THE REQUEST: Copy out the listing in full, exactly as written, but not its pictures.

AVAILABLE RECORDS:

┌──

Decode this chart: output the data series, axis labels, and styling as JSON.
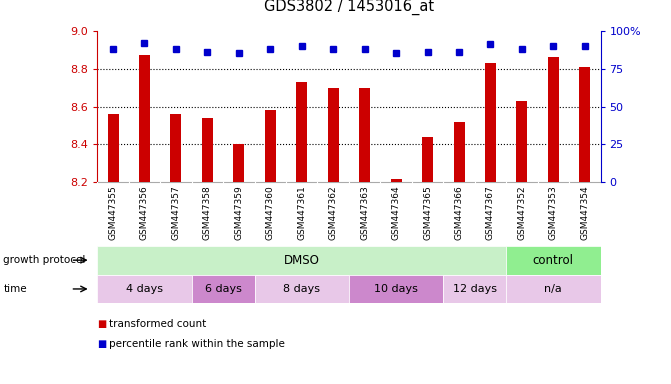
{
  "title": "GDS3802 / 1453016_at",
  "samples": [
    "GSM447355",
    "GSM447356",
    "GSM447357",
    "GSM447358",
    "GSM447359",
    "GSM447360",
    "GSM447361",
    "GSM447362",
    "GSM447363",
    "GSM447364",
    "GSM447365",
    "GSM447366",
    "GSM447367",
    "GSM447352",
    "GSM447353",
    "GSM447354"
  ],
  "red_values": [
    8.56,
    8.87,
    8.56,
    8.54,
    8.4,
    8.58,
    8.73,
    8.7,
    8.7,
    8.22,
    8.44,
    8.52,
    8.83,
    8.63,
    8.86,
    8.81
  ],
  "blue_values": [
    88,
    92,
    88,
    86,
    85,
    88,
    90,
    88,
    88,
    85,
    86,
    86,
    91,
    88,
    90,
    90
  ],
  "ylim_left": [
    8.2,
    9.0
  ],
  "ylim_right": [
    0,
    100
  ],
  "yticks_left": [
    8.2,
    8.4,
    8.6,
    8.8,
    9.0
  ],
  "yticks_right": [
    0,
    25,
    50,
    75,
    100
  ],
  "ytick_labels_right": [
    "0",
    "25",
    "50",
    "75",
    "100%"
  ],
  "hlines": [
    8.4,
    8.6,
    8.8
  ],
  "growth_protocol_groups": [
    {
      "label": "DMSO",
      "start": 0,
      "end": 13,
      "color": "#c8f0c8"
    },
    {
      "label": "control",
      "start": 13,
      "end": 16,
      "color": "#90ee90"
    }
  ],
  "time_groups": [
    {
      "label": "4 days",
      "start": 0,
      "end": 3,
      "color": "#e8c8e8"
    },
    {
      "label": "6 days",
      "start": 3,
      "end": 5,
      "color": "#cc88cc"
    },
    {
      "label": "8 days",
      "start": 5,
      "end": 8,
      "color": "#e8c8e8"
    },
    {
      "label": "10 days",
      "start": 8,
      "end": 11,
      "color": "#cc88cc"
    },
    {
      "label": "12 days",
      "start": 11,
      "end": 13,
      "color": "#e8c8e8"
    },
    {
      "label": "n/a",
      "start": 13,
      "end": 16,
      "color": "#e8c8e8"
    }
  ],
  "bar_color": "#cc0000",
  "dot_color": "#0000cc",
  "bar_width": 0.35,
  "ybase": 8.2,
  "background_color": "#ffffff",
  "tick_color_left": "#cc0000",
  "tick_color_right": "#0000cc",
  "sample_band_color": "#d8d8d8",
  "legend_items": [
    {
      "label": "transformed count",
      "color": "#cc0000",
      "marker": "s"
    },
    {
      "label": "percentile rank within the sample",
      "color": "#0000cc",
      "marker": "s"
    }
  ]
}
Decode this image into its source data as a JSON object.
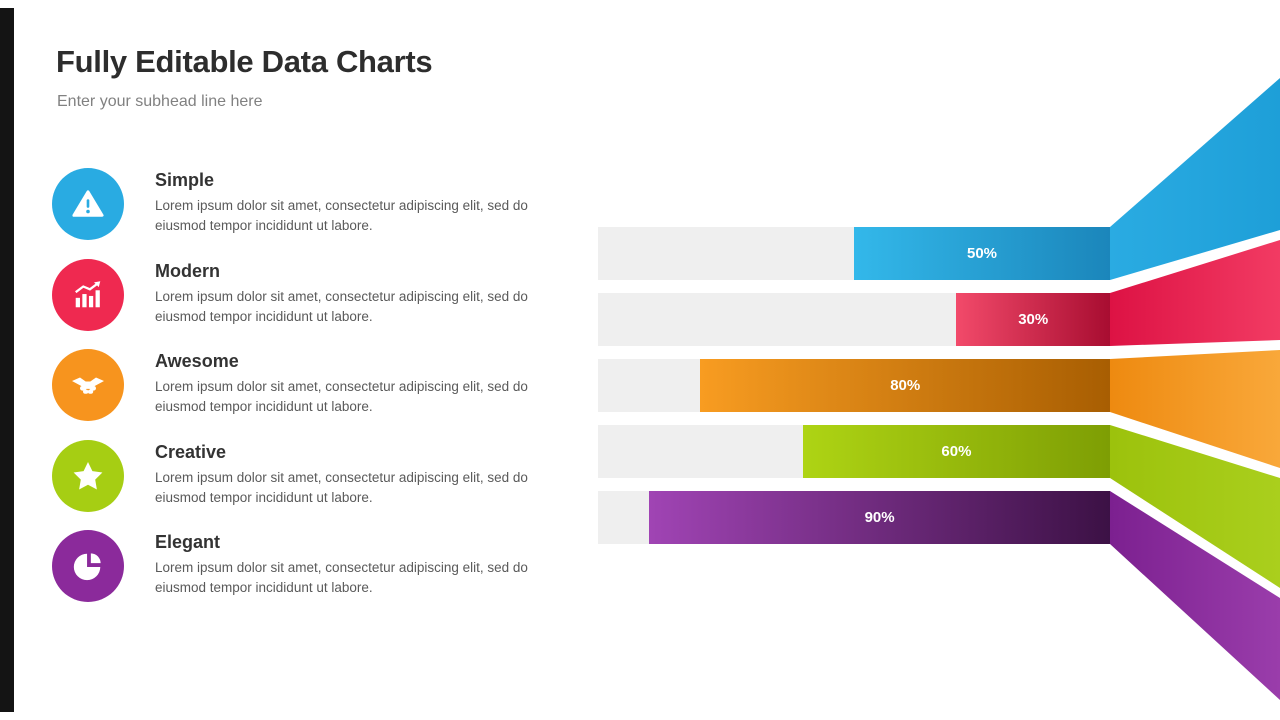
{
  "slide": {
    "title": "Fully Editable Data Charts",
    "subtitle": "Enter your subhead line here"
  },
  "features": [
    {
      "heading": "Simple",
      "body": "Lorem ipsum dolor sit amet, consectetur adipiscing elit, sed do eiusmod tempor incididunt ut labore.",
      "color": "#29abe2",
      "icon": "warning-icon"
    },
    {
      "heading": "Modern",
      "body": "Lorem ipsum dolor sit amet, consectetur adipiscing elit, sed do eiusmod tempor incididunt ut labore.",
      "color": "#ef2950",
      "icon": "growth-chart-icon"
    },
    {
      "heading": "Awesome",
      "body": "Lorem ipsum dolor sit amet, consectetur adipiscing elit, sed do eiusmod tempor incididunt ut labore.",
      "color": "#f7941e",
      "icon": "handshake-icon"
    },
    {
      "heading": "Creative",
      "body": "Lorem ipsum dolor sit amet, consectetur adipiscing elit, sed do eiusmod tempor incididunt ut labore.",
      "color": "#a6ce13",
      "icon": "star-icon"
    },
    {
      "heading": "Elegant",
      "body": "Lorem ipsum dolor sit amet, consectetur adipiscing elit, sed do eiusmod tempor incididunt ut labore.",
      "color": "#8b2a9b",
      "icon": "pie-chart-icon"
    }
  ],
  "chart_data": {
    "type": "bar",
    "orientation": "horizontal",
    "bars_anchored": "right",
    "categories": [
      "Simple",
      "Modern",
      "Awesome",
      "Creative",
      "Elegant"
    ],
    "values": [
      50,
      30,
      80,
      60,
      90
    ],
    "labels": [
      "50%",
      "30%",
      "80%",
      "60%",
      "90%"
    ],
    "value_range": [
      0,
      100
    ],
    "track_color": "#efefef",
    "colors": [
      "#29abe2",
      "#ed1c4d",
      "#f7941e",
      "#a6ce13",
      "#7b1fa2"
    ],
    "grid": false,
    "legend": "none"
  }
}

└──

EXERCISE ANSWER:
Decode this chart: output the data series, axis labels, and styling as JSON.
{
  "title": "GDS3802 / 1453016_at",
  "samples": [
    "GSM447355",
    "GSM447356",
    "GSM447357",
    "GSM447358",
    "GSM447359",
    "GSM447360",
    "GSM447361",
    "GSM447362",
    "GSM447363",
    "GSM447364",
    "GSM447365",
    "GSM447366",
    "GSM447367",
    "GSM447352",
    "GSM447353",
    "GSM447354"
  ],
  "red_values": [
    8.56,
    8.87,
    8.56,
    8.54,
    8.4,
    8.58,
    8.73,
    8.7,
    8.7,
    8.22,
    8.44,
    8.52,
    8.83,
    8.63,
    8.86,
    8.81
  ],
  "blue_values": [
    88,
    92,
    88,
    86,
    85,
    88,
    90,
    88,
    88,
    85,
    86,
    86,
    91,
    88,
    90,
    90
  ],
  "ylim_left": [
    8.2,
    9.0
  ],
  "ylim_right": [
    0,
    100
  ],
  "yticks_left": [
    8.2,
    8.4,
    8.6,
    8.8,
    9.0
  ],
  "yticks_right": [
    0,
    25,
    50,
    75,
    100
  ],
  "ytick_labels_right": [
    "0",
    "25",
    "50",
    "75",
    "100%"
  ],
  "hlines": [
    8.4,
    8.6,
    8.8
  ],
  "growth_protocol_groups": [
    {
      "label": "DMSO",
      "start": 0,
      "end": 13,
      "color": "#c8f0c8"
    },
    {
      "label": "control",
      "start": 13,
      "end": 16,
      "color": "#90ee90"
    }
  ],
  "time_groups": [
    {
      "label": "4 days",
      "start": 0,
      "end": 3,
      "color": "#e8c8e8"
    },
    {
      "label": "6 days",
      "start": 3,
      "end": 5,
      "color": "#cc88cc"
    },
    {
      "label": "8 days",
      "start": 5,
      "end": 8,
      "color": "#e8c8e8"
    },
    {
      "label": "10 days",
      "start": 8,
      "end": 11,
      "color": "#cc88cc"
    },
    {
      "label": "12 days",
      "start": 11,
      "end": 13,
      "color": "#e8c8e8"
    },
    {
      "label": "n/a",
      "start": 13,
      "end": 16,
      "color": "#e8c8e8"
    }
  ],
  "bar_color": "#cc0000",
  "dot_color": "#0000cc",
  "bar_width": 0.35,
  "ybase": 8.2,
  "background_color": "#ffffff",
  "tick_color_left": "#cc0000",
  "tick_color_right": "#0000cc",
  "sample_band_color": "#d8d8d8",
  "legend_items": [
    {
      "label": "transformed count",
      "color": "#cc0000",
      "marker": "s"
    },
    {
      "label": "percentile rank within the sample",
      "color": "#0000cc",
      "marker": "s"
    }
  ]
}
Decode this image into its source data as a JSON object.
{
  "slide": {
    "title": "Fully Editable Data Charts",
    "subtitle": "Enter your subhead line here"
  },
  "features": [
    {
      "heading": "Simple",
      "body": "Lorem ipsum dolor sit amet, consectetur adipiscing elit, sed do eiusmod tempor incididunt ut labore.",
      "color": "#29abe2",
      "icon": "warning-icon"
    },
    {
      "heading": "Modern",
      "body": "Lorem ipsum dolor sit amet, consectetur adipiscing elit, sed do eiusmod tempor incididunt ut labore.",
      "color": "#ef2950",
      "icon": "growth-chart-icon"
    },
    {
      "heading": "Awesome",
      "body": "Lorem ipsum dolor sit amet, consectetur adipiscing elit, sed do eiusmod tempor incididunt ut labore.",
      "color": "#f7941e",
      "icon": "handshake-icon"
    },
    {
      "heading": "Creative",
      "body": "Lorem ipsum dolor sit amet, consectetur adipiscing elit, sed do eiusmod tempor incididunt ut labore.",
      "color": "#a6ce13",
      "icon": "star-icon"
    },
    {
      "heading": "Elegant",
      "body": "Lorem ipsum dolor sit amet, consectetur adipiscing elit, sed do eiusmod tempor incididunt ut labore.",
      "color": "#8b2a9b",
      "icon": "pie-chart-icon"
    }
  ],
  "chart_data": {
    "type": "bar",
    "orientation": "horizontal",
    "bars_anchored": "right",
    "categories": [
      "Simple",
      "Modern",
      "Awesome",
      "Creative",
      "Elegant"
    ],
    "values": [
      50,
      30,
      80,
      60,
      90
    ],
    "labels": [
      "50%",
      "30%",
      "80%",
      "60%",
      "90%"
    ],
    "value_range": [
      0,
      100
    ],
    "track_color": "#efefef",
    "colors": [
      "#29abe2",
      "#ed1c4d",
      "#f7941e",
      "#a6ce13",
      "#7b1fa2"
    ],
    "grid": false,
    "legend": "none"
  }
}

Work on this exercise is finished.